■ Supplied material:
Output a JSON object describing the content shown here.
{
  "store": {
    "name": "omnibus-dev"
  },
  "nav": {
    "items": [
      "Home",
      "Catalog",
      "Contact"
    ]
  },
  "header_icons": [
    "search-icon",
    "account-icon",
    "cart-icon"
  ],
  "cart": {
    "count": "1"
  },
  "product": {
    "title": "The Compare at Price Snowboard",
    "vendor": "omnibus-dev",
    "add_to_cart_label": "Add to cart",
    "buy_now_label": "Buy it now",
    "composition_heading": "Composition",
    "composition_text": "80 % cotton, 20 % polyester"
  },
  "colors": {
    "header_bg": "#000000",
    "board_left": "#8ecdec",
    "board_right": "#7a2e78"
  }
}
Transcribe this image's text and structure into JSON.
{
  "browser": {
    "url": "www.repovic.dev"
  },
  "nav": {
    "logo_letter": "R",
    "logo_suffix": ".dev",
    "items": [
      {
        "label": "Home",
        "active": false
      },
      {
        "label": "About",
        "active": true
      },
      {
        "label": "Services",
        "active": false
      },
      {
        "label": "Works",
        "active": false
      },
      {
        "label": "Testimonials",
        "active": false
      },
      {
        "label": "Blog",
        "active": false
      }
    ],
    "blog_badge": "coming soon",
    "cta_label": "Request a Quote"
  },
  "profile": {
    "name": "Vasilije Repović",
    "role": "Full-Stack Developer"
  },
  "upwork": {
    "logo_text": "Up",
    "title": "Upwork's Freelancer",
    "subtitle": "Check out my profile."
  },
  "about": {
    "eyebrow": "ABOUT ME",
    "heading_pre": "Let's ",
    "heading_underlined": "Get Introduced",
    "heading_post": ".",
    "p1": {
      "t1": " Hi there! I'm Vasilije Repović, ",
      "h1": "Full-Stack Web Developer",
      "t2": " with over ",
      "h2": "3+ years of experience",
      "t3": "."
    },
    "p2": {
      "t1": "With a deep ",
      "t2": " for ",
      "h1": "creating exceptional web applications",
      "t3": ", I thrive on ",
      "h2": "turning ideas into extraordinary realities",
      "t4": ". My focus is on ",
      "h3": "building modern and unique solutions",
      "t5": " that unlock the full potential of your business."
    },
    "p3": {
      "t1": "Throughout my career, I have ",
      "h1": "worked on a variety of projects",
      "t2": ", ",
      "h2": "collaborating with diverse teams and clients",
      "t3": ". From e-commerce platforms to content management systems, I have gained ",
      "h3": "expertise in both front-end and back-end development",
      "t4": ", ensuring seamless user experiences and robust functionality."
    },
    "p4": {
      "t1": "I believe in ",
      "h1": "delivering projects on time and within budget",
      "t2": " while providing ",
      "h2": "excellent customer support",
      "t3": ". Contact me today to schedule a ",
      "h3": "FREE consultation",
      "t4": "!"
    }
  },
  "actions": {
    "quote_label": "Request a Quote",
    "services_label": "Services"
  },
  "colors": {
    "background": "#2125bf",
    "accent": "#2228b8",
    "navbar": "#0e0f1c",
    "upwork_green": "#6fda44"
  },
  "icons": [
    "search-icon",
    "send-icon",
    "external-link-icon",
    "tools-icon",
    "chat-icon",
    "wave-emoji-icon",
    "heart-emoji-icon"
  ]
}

---

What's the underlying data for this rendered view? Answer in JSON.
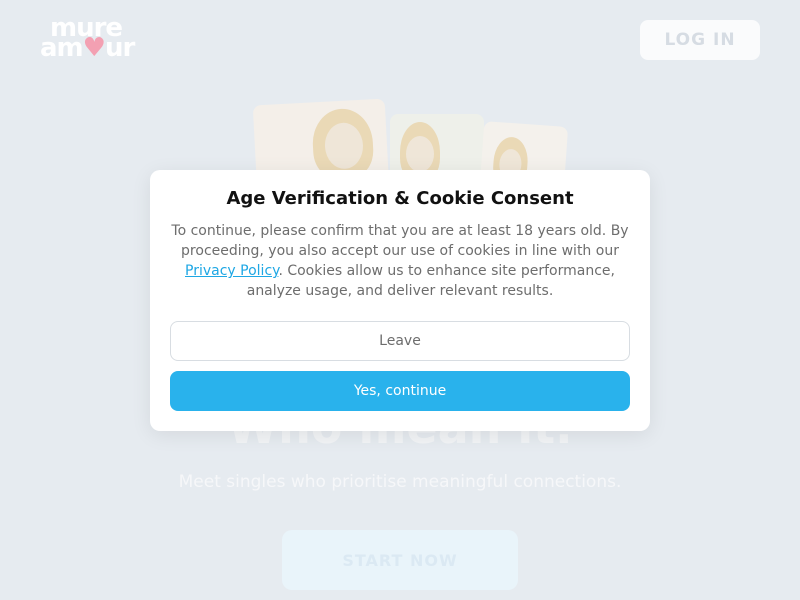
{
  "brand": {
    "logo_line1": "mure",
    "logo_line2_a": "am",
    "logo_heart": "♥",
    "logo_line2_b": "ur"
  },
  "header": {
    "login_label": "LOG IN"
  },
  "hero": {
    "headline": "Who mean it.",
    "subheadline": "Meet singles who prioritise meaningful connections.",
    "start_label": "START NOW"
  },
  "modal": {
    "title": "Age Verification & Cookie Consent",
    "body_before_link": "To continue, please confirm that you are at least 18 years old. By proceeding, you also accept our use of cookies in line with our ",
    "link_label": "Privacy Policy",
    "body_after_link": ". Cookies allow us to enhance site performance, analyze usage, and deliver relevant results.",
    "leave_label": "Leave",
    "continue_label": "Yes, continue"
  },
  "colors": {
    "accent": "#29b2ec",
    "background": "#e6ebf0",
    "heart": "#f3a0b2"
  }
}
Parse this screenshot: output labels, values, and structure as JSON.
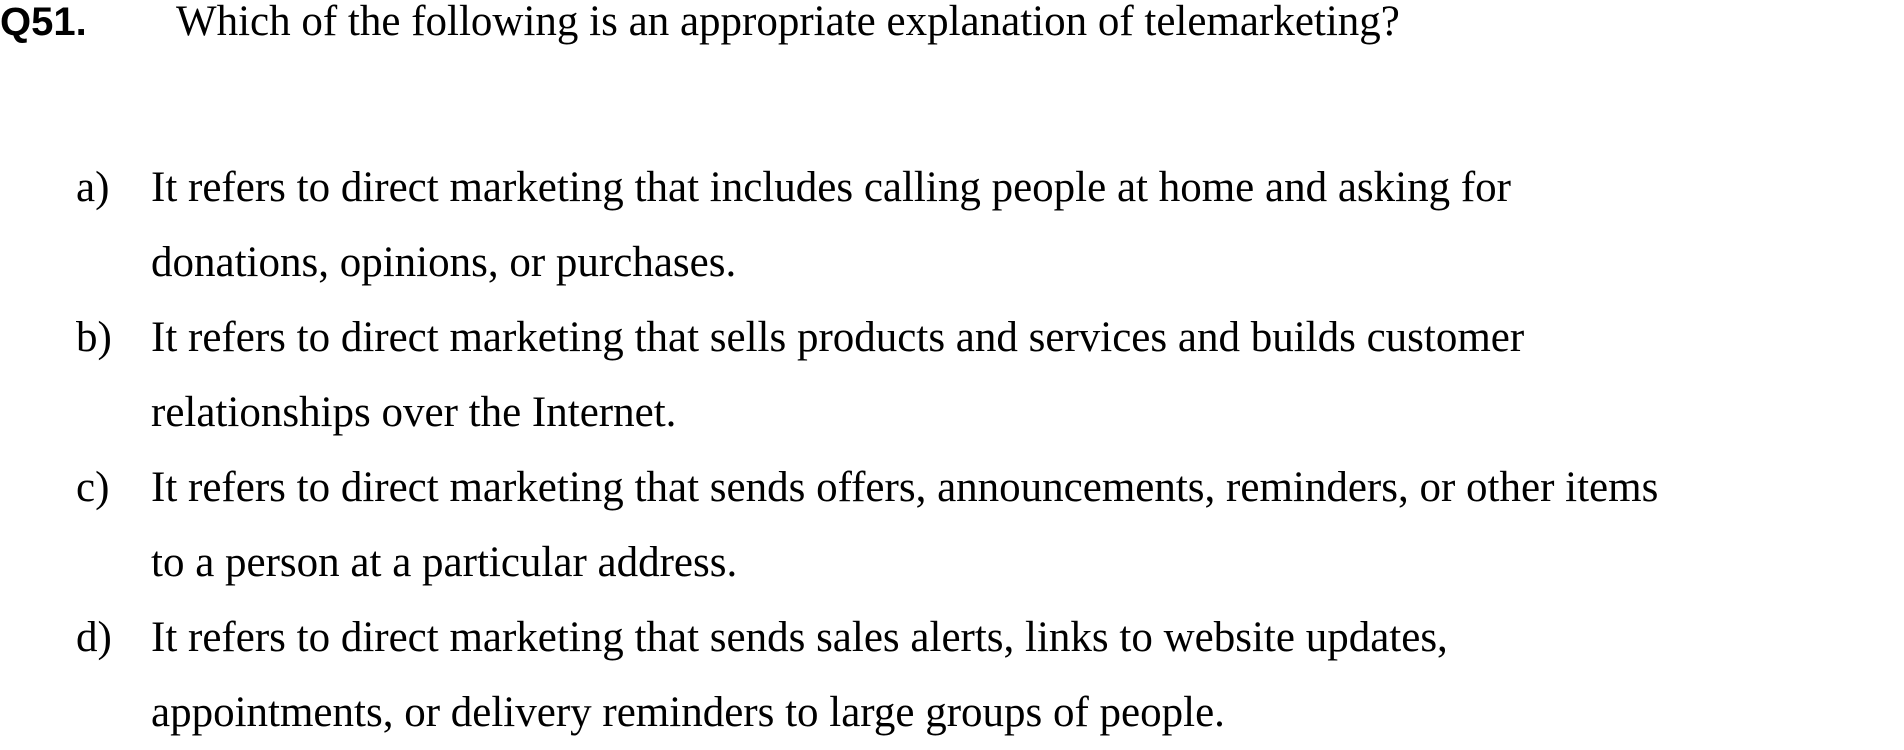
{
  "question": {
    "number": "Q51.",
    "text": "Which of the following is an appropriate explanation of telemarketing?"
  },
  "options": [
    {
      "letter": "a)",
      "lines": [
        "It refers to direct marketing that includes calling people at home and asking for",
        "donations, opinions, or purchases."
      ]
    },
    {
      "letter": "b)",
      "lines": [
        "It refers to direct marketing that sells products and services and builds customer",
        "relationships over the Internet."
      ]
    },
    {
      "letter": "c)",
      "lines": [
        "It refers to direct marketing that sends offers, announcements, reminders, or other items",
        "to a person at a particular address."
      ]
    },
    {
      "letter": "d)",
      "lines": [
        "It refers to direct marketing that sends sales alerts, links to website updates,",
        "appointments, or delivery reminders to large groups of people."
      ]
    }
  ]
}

* * *

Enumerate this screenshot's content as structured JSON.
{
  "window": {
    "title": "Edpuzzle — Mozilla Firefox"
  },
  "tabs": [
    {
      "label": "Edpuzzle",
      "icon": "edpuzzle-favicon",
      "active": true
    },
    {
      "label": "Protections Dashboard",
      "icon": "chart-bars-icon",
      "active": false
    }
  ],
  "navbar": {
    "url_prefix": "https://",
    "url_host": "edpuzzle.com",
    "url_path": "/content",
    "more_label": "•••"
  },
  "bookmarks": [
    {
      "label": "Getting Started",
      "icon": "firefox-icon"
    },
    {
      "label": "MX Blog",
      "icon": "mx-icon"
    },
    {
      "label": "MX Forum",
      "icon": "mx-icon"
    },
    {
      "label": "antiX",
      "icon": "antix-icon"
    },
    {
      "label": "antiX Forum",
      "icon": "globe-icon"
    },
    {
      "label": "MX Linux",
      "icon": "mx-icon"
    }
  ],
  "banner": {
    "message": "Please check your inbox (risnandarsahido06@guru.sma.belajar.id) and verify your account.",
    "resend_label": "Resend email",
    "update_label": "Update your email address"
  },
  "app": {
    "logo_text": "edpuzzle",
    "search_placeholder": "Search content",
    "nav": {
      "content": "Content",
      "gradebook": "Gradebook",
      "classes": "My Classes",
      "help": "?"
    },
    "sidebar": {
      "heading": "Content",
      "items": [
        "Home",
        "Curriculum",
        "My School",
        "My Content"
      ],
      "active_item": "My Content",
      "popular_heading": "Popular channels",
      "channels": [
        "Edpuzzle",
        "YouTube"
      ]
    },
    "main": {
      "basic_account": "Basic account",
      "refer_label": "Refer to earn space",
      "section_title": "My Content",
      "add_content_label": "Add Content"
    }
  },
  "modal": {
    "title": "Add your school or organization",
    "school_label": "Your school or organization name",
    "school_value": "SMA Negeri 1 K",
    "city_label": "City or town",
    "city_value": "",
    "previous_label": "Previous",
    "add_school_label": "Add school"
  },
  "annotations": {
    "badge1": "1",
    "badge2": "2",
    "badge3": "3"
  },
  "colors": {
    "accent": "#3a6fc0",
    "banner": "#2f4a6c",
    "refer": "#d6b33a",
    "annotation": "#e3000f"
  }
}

■ Your instructions: State the number of lines above that hold the string "email", with nothing added.

■ Output of the task: 2